Convert the data from the line containing "y-tick-label: 90 <box>13 83 27 97</box>" through the line containing "legend-swatch <box>209 515 234 517</box>", both included, into a numbered list and omit any blank lines.

=== PROVIDED INFORMATION ===

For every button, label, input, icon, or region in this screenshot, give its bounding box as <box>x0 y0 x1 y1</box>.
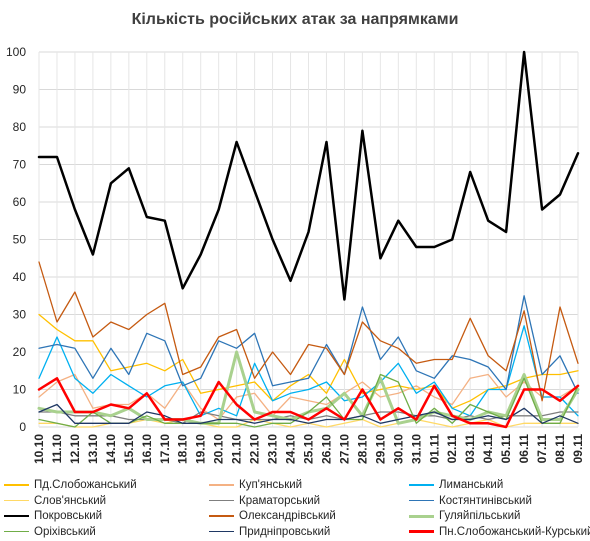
y-tick-label: 90 <box>13 83 27 97</box>
x-tick-label: 12.10 <box>68 434 82 464</box>
legend-swatch <box>209 499 234 502</box>
line-chart: 0 10 20 30 40 50 60 70 80 90 100 10.10 11.10 12.10 13… <box>6 45 585 464</box>
x-tick-label: 13.10 <box>86 434 100 464</box>
x-tick-label: 25.10 <box>302 434 316 464</box>
x-tick-label: 29.10 <box>373 434 387 464</box>
legend-label: Краматорський <box>239 494 321 507</box>
series-line-7 <box>37 50 580 301</box>
x-tick-label: 27.10 <box>337 434 351 464</box>
x-tick-label: 30.10 <box>391 434 405 464</box>
x-tick-label: 24.10 <box>284 434 298 464</box>
x-tick-label: 01.11 <box>427 434 441 464</box>
legend-swatch <box>409 514 434 518</box>
x-tick-label: 02.11 <box>445 434 459 464</box>
series-line-3 <box>38 325 579 417</box>
legend-swatch <box>209 484 234 486</box>
y-tick-label: 0 <box>19 420 26 434</box>
x-tick-label: 16.10 <box>140 434 154 464</box>
y-tick-label: 40 <box>13 270 27 284</box>
x-tick-label: 03.11 <box>463 434 477 464</box>
x-tick-label: 05.11 <box>499 434 513 464</box>
series-line-2 <box>38 373 579 421</box>
x-tick-label: 23.10 <box>266 434 280 464</box>
legend-swatch <box>209 515 234 517</box>
x-tick-label: 18.10 <box>176 434 190 464</box>
legend-label: Олександрівський <box>239 510 336 522</box>
legend-label: Гуляйпільський <box>439 510 521 522</box>
x-tick-label: 15.10 <box>122 434 136 464</box>
x-tick-label: 20.10 <box>212 434 226 464</box>
y-tick-label: 30 <box>13 308 27 322</box>
x-tick-label: 26.10 <box>319 434 333 464</box>
chart-title: Кількість російських атак за напрямками <box>131 11 459 28</box>
legend-label: Покровський <box>34 510 103 522</box>
x-tick-label: 28.10 <box>355 434 369 464</box>
x-tick-label: 19.10 <box>194 434 208 464</box>
series-line-8 <box>38 261 579 402</box>
legend-label: Придніпровський <box>239 525 331 538</box>
legend-label: Пд.Слобожанський <box>34 479 137 491</box>
legend-label: Пн.Слобожанський-Курський <box>439 525 590 538</box>
series-line-6 <box>38 295 579 394</box>
x-tick-label: 22.10 <box>248 434 262 464</box>
legend-label: Костянтинівський <box>439 494 532 507</box>
y-axis-tick-labels: 0 10 20 30 40 50 60 70 80 90 100 <box>6 45 26 434</box>
x-tick-label: 17.10 <box>158 434 172 464</box>
y-tick-label: 50 <box>13 233 27 247</box>
series-line-11 <box>38 403 579 424</box>
legend-swatch <box>4 514 29 518</box>
legend-swatch <box>4 499 29 502</box>
legend-label: Лиманський <box>439 479 504 491</box>
x-tick-label: 08.11 <box>553 434 567 464</box>
y-tick-label: 10 <box>13 383 27 397</box>
x-tick-label: 31.10 <box>409 434 423 464</box>
x-tick-label: 21.10 <box>230 434 244 464</box>
legend-label: Куп'янський <box>239 479 303 491</box>
y-tick-label: 80 <box>13 120 27 134</box>
y-tick-label: 100 <box>6 45 26 59</box>
y-tick-label: 20 <box>13 345 27 359</box>
legend-swatch <box>4 530 29 533</box>
x-tick-label: 10.10 <box>32 434 46 464</box>
x-tick-label: 11.10 <box>50 434 64 464</box>
y-tick-label: 60 <box>13 195 27 209</box>
x-axis-tick-labels: 10.10 11.10 12.10 13.10 14.10 15.10 16.10 17.10… <box>32 434 585 464</box>
series-line-12 <box>37 377 580 429</box>
legend-swatch <box>409 530 434 533</box>
legend-swatch <box>409 499 434 502</box>
gridlines <box>38 51 579 428</box>
x-tick-label: 07.11 <box>535 434 549 464</box>
y-tick-label: 70 <box>13 158 27 172</box>
x-tick-label: 06.11 <box>517 434 531 464</box>
series-lines <box>37 50 580 429</box>
legend-label: Оріхівський <box>34 525 96 538</box>
legend-swatch <box>4 484 29 486</box>
legend-swatch <box>209 530 234 533</box>
x-tick-label: 04.11 <box>481 434 495 464</box>
x-tick-label: 14.10 <box>104 434 118 464</box>
legend-label: Слов'янський <box>34 494 107 507</box>
legend-swatch <box>409 484 434 486</box>
x-tick-label: 09.11 <box>571 434 585 464</box>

===

- _THE ANSWER_:
1. y-tick-label: 90 <box>13 83 27 97</box>
2. x-tick-label: 12.10 <box>68 434 82 464</box>
3. legend-swatch <box>209 499 234 502</box>
4. line-chart: 0 10 20 30 40 50 60 70 80 90 100 10.10 11.10 12.10 13… <box>6 45 585 464</box>
5. x-tick-label: 13.10 <box>86 434 100 464</box>
6. x-tick-label: 25.10 <box>302 434 316 464</box>
7. x-tick-label: 29.10 <box>373 434 387 464</box>
8. legend-label: Краматорський <box>239 494 321 507</box>
9. series-line-7 <box>37 50 580 301</box>
10. x-tick-label: 27.10 <box>337 434 351 464</box>
11. x-tick-label: 30.10 <box>391 434 405 464</box>
12. x-tick-label: 24.10 <box>284 434 298 464</box>
13. x-tick-label: 01.11 <box>427 434 441 464</box>
14. legend-swatch <box>409 514 434 518</box>
15. x-tick-label: 02.11 <box>445 434 459 464</box>
16. series-line-3 <box>38 325 579 417</box>
17. legend-swatch <box>209 484 234 486</box>
18. y-tick-label: 0 <box>19 420 26 434</box>
19. x-tick-label: 16.10 <box>140 434 154 464</box>
20. y-tick-label: 40 <box>13 270 27 284</box>
21. x-tick-label: 03.11 <box>463 434 477 464</box>
22. x-tick-label: 05.11 <box>499 434 513 464</box>
23. series-line-2 <box>38 373 579 421</box>
24. x-tick-label: 23.10 <box>266 434 280 464</box>
25. legend-swatch <box>209 515 234 517</box>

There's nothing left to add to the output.